— WHAT IS REQUIRED —
Write out every entry precisely as given, leaving the pictures out.

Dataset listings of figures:

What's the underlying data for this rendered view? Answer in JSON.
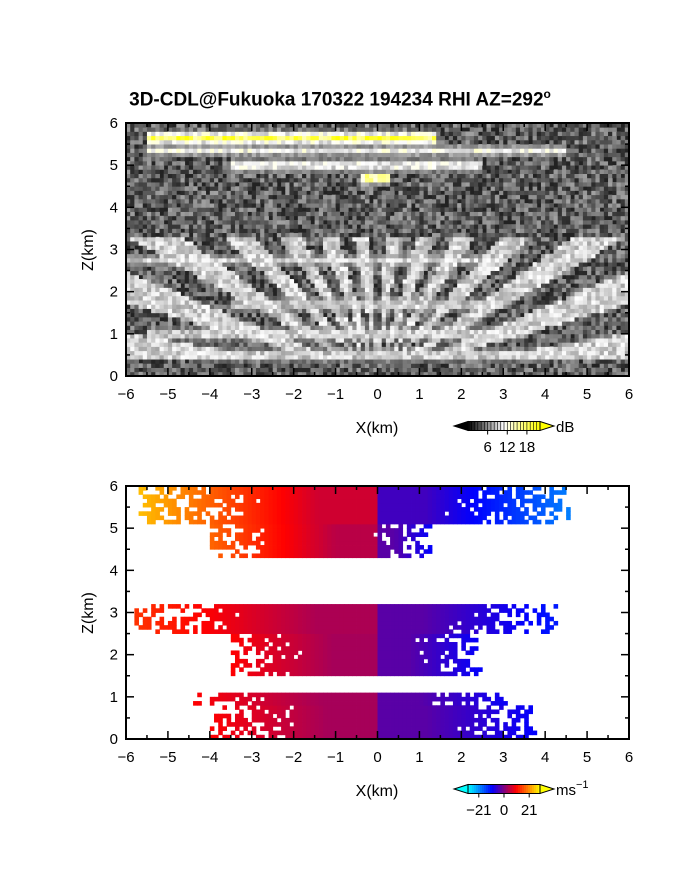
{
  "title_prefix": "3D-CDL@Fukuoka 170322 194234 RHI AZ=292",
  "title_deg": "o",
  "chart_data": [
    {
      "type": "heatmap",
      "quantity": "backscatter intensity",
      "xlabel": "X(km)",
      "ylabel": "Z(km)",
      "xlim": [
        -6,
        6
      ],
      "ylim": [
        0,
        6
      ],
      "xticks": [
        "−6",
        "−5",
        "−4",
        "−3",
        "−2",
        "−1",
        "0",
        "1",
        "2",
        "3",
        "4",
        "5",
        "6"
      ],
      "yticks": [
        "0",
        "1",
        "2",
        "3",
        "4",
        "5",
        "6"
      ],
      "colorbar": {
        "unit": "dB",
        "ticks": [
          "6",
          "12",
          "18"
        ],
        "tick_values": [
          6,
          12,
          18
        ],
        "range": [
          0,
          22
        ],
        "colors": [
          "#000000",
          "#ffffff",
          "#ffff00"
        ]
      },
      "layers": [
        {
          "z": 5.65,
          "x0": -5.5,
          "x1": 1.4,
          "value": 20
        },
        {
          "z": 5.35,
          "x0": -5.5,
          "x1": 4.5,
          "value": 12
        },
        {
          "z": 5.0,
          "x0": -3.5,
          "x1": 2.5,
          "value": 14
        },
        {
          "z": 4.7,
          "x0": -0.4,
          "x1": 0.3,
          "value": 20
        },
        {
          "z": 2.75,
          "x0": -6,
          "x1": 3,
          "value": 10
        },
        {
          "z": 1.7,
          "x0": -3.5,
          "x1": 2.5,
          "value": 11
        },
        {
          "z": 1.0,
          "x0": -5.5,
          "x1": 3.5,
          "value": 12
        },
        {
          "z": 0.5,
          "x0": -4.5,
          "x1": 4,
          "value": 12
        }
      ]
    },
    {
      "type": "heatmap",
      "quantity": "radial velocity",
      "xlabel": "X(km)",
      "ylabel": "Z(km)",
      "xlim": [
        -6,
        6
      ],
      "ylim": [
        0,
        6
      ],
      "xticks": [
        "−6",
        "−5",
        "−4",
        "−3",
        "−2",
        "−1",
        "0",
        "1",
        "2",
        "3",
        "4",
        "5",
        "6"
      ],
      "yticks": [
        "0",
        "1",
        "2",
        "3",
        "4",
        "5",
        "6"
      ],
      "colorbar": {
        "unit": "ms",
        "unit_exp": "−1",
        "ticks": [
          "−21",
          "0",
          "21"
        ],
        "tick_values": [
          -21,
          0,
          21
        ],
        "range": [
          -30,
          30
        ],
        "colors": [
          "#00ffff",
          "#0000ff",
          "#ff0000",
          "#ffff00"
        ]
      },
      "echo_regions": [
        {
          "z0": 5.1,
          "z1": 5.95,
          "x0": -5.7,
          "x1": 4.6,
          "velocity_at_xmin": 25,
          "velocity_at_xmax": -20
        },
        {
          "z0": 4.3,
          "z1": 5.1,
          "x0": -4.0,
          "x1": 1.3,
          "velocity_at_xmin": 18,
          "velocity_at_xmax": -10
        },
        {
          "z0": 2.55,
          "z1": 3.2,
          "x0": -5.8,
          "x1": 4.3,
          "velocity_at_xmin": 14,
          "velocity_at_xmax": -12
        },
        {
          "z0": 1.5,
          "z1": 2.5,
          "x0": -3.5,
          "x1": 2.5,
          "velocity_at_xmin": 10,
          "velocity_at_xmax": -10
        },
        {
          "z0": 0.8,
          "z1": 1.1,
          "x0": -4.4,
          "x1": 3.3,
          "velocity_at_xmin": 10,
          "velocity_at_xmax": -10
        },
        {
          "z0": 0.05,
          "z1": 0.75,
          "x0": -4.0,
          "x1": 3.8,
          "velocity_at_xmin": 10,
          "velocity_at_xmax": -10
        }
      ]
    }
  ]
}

— EXERCISE RESPONSE —
What's the underlying data for this rendered view? Answer in JSON.
{
  "title_prefix": "3D-CDL@Fukuoka 170322 194234 RHI AZ=292",
  "title_deg": "o",
  "chart_data": [
    {
      "type": "heatmap",
      "quantity": "backscatter intensity",
      "xlabel": "X(km)",
      "ylabel": "Z(km)",
      "xlim": [
        -6,
        6
      ],
      "ylim": [
        0,
        6
      ],
      "xticks": [
        "−6",
        "−5",
        "−4",
        "−3",
        "−2",
        "−1",
        "0",
        "1",
        "2",
        "3",
        "4",
        "5",
        "6"
      ],
      "yticks": [
        "0",
        "1",
        "2",
        "3",
        "4",
        "5",
        "6"
      ],
      "colorbar": {
        "unit": "dB",
        "ticks": [
          "6",
          "12",
          "18"
        ],
        "tick_values": [
          6,
          12,
          18
        ],
        "range": [
          0,
          22
        ],
        "colors": [
          "#000000",
          "#ffffff",
          "#ffff00"
        ]
      },
      "layers": [
        {
          "z": 5.65,
          "x0": -5.5,
          "x1": 1.4,
          "value": 20
        },
        {
          "z": 5.35,
          "x0": -5.5,
          "x1": 4.5,
          "value": 12
        },
        {
          "z": 5.0,
          "x0": -3.5,
          "x1": 2.5,
          "value": 14
        },
        {
          "z": 4.7,
          "x0": -0.4,
          "x1": 0.3,
          "value": 20
        },
        {
          "z": 2.75,
          "x0": -6,
          "x1": 3,
          "value": 10
        },
        {
          "z": 1.7,
          "x0": -3.5,
          "x1": 2.5,
          "value": 11
        },
        {
          "z": 1.0,
          "x0": -5.5,
          "x1": 3.5,
          "value": 12
        },
        {
          "z": 0.5,
          "x0": -4.5,
          "x1": 4,
          "value": 12
        }
      ]
    },
    {
      "type": "heatmap",
      "quantity": "radial velocity",
      "xlabel": "X(km)",
      "ylabel": "Z(km)",
      "xlim": [
        -6,
        6
      ],
      "ylim": [
        0,
        6
      ],
      "xticks": [
        "−6",
        "−5",
        "−4",
        "−3",
        "−2",
        "−1",
        "0",
        "1",
        "2",
        "3",
        "4",
        "5",
        "6"
      ],
      "yticks": [
        "0",
        "1",
        "2",
        "3",
        "4",
        "5",
        "6"
      ],
      "colorbar": {
        "unit": "ms",
        "unit_exp": "−1",
        "ticks": [
          "−21",
          "0",
          "21"
        ],
        "tick_values": [
          -21,
          0,
          21
        ],
        "range": [
          -30,
          30
        ],
        "colors": [
          "#00ffff",
          "#0000ff",
          "#ff0000",
          "#ffff00"
        ]
      },
      "echo_regions": [
        {
          "z0": 5.1,
          "z1": 5.95,
          "x0": -5.7,
          "x1": 4.6,
          "velocity_at_xmin": 25,
          "velocity_at_xmax": -20
        },
        {
          "z0": 4.3,
          "z1": 5.1,
          "x0": -4.0,
          "x1": 1.3,
          "velocity_at_xmin": 18,
          "velocity_at_xmax": -10
        },
        {
          "z0": 2.55,
          "z1": 3.2,
          "x0": -5.8,
          "x1": 4.3,
          "velocity_at_xmin": 14,
          "velocity_at_xmax": -12
        },
        {
          "z0": 1.5,
          "z1": 2.5,
          "x0": -3.5,
          "x1": 2.5,
          "velocity_at_xmin": 10,
          "velocity_at_xmax": -10
        },
        {
          "z0": 0.8,
          "z1": 1.1,
          "x0": -4.4,
          "x1": 3.3,
          "velocity_at_xmin": 10,
          "velocity_at_xmax": -10
        },
        {
          "z0": 0.05,
          "z1": 0.75,
          "x0": -4.0,
          "x1": 3.8,
          "velocity_at_xmin": 10,
          "velocity_at_xmax": -10
        }
      ]
    }
  ]
}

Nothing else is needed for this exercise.